The request - Scan the records below. List lines holding "Αεροπορικές".
- - - -
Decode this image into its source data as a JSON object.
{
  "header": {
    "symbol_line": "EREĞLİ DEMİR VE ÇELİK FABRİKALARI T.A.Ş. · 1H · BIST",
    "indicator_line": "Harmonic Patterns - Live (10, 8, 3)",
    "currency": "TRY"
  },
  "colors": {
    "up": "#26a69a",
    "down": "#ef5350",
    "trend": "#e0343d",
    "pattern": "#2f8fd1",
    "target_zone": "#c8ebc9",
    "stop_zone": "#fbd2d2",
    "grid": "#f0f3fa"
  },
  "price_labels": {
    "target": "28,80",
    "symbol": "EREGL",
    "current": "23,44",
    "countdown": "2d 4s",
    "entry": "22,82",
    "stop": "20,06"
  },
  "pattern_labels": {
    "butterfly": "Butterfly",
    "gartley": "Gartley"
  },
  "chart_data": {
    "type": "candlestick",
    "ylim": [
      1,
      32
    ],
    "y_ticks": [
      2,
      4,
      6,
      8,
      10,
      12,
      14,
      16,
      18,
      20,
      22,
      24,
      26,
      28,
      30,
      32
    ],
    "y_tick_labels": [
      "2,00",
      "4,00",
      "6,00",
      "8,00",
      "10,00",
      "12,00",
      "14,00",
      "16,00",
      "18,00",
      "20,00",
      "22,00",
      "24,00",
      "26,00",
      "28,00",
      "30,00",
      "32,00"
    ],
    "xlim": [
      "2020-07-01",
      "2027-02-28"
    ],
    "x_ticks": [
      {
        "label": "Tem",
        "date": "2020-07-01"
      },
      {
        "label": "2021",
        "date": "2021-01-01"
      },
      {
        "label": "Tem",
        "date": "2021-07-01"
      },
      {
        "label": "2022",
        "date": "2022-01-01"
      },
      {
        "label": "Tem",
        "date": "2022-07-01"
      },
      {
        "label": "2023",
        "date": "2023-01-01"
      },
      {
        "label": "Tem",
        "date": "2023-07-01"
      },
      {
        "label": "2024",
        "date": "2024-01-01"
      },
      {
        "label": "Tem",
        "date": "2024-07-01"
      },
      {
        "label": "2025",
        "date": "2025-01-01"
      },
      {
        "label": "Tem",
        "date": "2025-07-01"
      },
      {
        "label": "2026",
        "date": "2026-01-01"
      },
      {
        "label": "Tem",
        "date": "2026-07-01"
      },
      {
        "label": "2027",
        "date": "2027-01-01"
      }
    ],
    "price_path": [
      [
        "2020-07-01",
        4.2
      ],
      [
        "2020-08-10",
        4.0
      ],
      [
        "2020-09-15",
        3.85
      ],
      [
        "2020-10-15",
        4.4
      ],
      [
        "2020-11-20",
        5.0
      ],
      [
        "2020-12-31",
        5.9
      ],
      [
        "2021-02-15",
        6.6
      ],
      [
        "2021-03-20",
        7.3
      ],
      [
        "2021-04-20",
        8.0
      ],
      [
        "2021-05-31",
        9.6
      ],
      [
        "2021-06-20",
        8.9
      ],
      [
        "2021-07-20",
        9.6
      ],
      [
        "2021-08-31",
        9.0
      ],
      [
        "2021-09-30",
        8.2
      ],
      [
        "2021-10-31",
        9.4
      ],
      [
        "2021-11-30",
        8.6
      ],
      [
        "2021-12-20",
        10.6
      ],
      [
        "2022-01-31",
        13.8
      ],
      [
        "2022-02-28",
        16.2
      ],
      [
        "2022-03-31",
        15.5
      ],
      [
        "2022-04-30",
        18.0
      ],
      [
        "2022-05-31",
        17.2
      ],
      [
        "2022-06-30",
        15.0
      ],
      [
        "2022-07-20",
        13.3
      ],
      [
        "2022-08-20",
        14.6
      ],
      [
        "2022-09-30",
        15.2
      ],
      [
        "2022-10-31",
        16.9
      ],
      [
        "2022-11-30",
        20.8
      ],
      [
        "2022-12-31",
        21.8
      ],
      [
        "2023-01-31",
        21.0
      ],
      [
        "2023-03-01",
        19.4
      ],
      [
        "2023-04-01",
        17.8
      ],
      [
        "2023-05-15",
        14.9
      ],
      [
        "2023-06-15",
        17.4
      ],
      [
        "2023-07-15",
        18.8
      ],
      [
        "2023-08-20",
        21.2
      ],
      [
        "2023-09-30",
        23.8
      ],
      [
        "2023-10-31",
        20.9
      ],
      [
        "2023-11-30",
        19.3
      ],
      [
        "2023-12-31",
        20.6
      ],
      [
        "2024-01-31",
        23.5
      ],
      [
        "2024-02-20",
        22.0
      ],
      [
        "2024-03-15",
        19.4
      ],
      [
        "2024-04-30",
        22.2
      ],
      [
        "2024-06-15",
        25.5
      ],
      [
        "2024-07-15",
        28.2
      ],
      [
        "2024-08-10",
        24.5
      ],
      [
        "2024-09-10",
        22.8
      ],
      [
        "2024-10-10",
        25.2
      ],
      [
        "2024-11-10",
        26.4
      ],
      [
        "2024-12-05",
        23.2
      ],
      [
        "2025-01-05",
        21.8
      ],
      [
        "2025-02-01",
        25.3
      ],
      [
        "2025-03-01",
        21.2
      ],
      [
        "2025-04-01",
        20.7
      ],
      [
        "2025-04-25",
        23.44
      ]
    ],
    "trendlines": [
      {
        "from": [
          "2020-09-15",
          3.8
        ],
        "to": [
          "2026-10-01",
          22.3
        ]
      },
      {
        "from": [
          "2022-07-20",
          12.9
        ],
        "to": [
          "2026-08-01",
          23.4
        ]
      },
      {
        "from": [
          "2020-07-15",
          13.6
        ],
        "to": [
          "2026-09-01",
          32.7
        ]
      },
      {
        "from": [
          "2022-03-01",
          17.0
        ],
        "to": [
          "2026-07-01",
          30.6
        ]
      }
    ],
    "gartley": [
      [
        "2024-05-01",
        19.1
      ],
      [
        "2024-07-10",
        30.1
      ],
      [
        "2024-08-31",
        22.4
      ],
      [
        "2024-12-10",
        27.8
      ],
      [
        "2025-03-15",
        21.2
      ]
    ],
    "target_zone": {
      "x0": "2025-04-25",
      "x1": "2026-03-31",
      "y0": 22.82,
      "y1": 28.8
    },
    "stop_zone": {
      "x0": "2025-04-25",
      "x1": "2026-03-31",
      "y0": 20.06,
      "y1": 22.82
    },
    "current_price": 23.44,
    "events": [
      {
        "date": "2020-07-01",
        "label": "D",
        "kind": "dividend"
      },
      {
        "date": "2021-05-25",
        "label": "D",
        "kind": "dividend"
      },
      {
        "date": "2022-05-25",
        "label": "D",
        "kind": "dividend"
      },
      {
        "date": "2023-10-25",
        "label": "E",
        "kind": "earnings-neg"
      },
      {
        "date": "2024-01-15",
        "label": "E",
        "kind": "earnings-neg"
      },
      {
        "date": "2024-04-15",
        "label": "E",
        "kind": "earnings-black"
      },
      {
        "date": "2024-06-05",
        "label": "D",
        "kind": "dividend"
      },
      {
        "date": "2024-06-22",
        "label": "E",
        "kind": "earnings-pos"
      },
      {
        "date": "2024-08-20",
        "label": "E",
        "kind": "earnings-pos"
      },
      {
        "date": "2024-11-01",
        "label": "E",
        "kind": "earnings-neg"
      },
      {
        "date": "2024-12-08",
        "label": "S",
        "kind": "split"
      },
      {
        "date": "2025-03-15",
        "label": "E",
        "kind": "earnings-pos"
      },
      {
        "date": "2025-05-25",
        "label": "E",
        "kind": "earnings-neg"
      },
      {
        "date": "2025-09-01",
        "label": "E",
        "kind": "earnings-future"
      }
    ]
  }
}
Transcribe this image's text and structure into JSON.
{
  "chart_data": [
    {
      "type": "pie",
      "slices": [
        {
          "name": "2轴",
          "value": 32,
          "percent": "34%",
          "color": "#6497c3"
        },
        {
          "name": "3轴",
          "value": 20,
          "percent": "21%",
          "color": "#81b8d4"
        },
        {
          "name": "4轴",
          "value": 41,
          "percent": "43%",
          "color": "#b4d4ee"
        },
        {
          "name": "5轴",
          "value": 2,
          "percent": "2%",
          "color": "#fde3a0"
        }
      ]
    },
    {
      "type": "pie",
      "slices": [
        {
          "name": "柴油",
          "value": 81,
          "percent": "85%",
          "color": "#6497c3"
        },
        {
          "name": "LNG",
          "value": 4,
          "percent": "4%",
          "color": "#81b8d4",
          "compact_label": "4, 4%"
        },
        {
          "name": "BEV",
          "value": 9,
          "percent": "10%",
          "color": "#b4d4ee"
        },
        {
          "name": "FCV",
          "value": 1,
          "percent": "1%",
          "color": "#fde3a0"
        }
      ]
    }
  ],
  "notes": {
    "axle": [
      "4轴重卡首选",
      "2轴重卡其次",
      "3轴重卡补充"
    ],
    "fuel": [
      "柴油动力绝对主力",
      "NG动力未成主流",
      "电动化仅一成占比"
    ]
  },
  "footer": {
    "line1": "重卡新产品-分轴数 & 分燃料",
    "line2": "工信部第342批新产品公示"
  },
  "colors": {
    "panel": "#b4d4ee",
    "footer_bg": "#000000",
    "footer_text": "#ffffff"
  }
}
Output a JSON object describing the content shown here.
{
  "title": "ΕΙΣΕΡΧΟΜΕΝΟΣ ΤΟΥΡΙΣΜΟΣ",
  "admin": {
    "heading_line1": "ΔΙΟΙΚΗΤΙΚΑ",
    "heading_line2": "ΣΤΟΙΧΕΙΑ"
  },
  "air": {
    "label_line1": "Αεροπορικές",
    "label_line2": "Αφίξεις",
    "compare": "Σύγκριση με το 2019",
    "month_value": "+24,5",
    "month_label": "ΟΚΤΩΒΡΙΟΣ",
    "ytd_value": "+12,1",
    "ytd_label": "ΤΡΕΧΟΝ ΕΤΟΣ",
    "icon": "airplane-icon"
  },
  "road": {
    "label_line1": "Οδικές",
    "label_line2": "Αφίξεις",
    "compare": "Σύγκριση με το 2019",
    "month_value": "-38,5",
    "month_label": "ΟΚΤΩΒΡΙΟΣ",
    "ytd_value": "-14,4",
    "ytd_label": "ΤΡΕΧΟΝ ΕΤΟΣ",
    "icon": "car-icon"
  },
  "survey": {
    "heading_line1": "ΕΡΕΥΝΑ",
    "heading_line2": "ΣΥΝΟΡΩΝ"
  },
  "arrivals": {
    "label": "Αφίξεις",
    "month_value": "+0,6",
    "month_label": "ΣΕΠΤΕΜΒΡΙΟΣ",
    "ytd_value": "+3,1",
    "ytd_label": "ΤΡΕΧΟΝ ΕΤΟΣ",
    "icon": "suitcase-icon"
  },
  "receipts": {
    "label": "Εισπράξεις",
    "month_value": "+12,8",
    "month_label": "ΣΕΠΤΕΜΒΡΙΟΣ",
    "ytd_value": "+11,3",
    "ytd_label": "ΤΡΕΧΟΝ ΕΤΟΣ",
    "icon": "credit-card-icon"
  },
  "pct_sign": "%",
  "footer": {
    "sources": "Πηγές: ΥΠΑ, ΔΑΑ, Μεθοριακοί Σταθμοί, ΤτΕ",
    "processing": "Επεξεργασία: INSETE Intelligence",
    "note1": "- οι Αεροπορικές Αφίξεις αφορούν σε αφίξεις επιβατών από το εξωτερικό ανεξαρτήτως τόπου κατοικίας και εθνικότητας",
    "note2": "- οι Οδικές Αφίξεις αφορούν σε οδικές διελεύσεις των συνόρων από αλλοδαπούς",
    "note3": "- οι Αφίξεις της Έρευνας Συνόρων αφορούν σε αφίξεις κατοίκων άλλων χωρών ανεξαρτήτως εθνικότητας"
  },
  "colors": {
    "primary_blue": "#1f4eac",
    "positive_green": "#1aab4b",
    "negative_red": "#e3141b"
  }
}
- - - -
Correct response -
    "label_line1": "Αεροπορικές",
    "note1": "- οι Αεροπορικές Αφίξεις αφορούν σε αφίξεις επιβατών από το εξωτερικό ανεξαρτήτως τόπου κατοικίας και εθνικότητας",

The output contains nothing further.